** begin Stored records **

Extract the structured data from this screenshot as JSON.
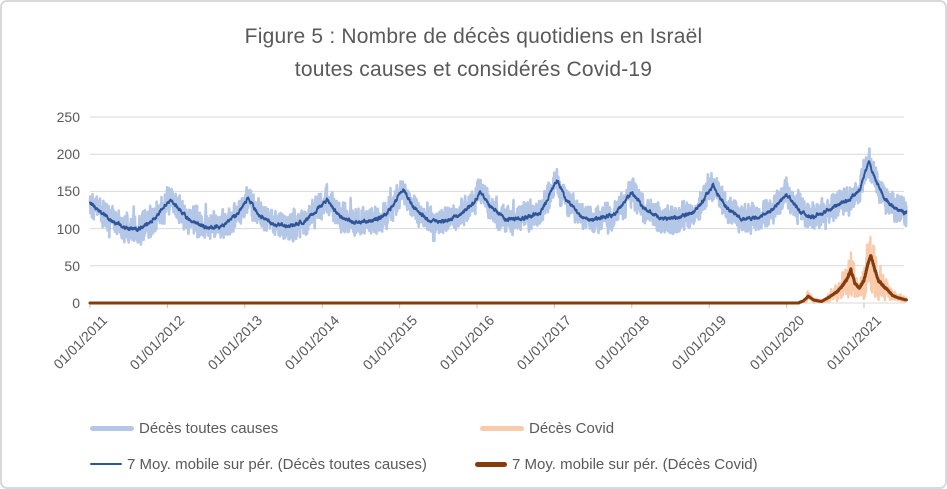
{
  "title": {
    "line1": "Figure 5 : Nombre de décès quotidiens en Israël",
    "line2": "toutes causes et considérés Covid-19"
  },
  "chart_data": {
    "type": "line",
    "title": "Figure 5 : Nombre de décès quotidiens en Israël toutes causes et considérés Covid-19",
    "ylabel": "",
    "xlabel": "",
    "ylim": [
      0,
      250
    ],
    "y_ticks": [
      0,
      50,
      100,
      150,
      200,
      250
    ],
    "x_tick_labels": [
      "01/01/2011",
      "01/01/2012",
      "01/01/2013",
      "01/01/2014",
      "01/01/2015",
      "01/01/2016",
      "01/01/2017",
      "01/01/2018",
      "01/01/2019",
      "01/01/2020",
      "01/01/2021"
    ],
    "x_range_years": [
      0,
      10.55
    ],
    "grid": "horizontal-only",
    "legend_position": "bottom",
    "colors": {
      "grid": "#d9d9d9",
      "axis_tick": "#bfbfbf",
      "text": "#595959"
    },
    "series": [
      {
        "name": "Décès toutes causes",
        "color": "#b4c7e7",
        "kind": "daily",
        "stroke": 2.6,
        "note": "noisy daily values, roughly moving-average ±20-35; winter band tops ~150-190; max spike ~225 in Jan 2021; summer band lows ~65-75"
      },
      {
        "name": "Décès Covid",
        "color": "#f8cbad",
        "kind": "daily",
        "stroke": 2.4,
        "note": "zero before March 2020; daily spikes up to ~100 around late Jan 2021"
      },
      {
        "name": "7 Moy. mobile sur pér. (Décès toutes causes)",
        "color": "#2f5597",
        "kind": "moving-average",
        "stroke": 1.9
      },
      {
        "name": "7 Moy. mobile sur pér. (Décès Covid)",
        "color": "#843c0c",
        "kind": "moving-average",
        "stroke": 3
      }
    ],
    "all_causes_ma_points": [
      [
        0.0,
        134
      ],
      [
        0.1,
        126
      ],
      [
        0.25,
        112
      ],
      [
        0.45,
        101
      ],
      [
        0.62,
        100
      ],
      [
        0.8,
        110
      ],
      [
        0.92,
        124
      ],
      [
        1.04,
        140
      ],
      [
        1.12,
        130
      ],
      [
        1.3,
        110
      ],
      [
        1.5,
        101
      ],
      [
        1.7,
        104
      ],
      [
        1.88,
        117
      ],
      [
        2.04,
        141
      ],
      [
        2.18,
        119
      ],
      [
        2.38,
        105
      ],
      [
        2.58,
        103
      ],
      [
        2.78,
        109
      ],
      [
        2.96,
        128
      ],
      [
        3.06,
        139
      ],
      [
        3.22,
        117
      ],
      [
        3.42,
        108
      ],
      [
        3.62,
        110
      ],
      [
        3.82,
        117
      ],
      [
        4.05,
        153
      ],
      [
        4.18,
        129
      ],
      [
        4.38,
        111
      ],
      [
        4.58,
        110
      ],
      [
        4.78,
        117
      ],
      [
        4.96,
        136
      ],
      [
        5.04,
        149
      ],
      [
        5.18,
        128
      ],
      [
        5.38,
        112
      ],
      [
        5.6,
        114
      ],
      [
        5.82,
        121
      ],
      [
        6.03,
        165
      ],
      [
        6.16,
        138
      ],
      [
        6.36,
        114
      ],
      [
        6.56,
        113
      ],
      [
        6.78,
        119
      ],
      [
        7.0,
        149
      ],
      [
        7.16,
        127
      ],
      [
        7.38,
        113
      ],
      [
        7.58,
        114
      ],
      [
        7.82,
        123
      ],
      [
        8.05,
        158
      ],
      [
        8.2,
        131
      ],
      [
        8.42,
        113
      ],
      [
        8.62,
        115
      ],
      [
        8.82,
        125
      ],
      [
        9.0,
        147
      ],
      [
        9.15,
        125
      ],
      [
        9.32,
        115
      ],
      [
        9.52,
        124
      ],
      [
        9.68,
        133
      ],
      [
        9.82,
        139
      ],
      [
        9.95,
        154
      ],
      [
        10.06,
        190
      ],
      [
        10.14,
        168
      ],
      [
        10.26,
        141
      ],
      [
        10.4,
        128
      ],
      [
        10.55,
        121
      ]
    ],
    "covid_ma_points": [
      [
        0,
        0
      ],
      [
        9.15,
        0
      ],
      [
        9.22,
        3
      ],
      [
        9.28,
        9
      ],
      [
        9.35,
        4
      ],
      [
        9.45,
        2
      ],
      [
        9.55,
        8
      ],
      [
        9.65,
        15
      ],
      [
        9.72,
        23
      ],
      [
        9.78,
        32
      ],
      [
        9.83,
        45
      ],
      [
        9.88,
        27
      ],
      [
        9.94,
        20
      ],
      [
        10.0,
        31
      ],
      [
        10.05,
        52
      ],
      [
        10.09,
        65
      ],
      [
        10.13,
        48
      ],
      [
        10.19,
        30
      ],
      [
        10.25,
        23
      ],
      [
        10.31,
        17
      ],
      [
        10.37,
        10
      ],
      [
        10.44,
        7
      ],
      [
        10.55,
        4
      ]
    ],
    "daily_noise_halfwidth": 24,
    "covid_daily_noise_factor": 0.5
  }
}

** end Stored records **
** begin Stored records **

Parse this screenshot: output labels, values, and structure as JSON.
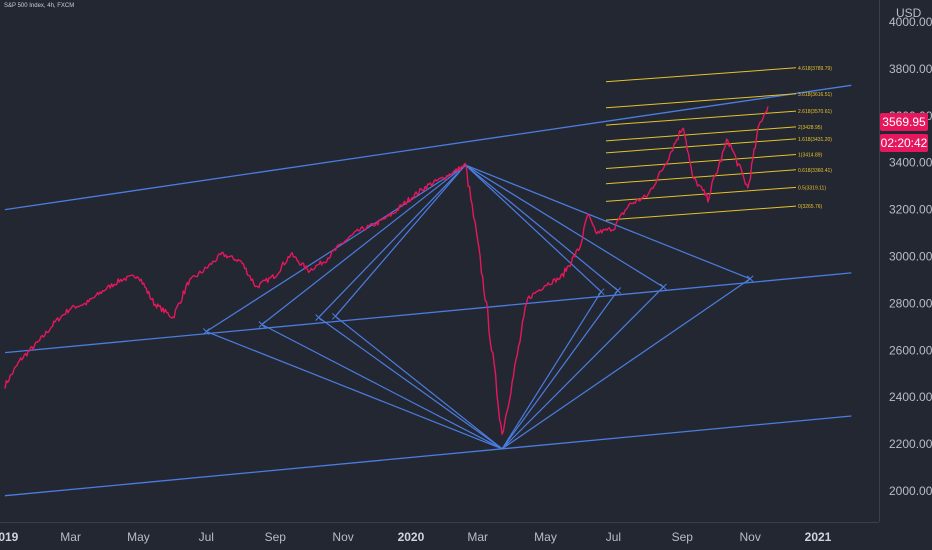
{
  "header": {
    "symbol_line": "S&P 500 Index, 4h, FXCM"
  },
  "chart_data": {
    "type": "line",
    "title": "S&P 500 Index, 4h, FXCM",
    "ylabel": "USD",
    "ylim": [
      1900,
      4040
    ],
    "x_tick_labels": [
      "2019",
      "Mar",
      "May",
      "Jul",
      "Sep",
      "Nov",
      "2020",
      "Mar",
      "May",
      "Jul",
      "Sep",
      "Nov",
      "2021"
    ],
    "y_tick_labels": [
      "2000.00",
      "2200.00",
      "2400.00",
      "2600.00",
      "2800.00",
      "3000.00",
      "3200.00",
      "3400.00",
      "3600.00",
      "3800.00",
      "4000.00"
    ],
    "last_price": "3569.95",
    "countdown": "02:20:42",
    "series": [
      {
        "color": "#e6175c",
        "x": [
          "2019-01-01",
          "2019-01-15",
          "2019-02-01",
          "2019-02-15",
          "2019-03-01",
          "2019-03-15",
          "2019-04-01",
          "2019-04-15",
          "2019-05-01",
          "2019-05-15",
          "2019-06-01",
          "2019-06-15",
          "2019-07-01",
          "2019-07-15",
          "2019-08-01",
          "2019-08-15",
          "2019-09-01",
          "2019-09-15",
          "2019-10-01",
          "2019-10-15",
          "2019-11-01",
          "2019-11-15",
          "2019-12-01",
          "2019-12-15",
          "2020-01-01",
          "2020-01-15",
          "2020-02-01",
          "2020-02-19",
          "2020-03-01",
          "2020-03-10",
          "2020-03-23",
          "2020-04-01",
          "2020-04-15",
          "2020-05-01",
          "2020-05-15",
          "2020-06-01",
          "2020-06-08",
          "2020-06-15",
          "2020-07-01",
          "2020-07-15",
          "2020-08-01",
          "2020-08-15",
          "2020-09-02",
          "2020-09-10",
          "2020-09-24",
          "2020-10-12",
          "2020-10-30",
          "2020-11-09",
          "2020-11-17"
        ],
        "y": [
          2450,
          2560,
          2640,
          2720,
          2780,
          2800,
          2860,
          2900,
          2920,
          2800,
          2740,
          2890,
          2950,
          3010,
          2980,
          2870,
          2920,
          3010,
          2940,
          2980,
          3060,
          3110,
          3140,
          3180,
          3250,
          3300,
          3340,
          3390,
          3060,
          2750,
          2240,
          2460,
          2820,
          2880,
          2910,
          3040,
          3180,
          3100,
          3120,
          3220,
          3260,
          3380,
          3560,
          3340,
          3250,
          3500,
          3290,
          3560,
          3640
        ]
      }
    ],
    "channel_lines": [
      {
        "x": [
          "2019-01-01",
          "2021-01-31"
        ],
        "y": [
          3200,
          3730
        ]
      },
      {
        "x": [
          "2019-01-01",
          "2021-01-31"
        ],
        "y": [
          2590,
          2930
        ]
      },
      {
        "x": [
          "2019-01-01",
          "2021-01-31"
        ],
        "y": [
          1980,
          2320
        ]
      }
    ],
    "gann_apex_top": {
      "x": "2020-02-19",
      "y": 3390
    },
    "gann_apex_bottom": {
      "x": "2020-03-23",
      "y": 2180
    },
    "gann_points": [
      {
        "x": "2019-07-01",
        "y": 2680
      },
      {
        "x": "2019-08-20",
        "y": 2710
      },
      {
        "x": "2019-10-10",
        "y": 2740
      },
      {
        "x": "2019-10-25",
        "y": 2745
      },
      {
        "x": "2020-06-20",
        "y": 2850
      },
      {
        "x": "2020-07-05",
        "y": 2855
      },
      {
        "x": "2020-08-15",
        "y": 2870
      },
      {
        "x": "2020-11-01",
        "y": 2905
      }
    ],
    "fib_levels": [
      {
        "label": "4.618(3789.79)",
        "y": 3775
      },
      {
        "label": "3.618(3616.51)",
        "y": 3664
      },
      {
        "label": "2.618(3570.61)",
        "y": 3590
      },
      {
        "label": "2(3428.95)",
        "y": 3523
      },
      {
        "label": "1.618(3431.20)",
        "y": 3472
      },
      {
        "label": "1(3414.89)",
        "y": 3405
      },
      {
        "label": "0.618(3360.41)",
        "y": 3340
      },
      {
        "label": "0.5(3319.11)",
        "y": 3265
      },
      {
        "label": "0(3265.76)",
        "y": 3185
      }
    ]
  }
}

** end Stored records **

**Stated problem**
Identify the lines above with the word "title". Copy them.

**Result for this exercise**
  "title": {
    "title": "Figure 5 : Nombre de décès quotidiens en Israël toutes causes et considérés Covid-19",
    "title": "S&P 500 Index, 4h, FXCM",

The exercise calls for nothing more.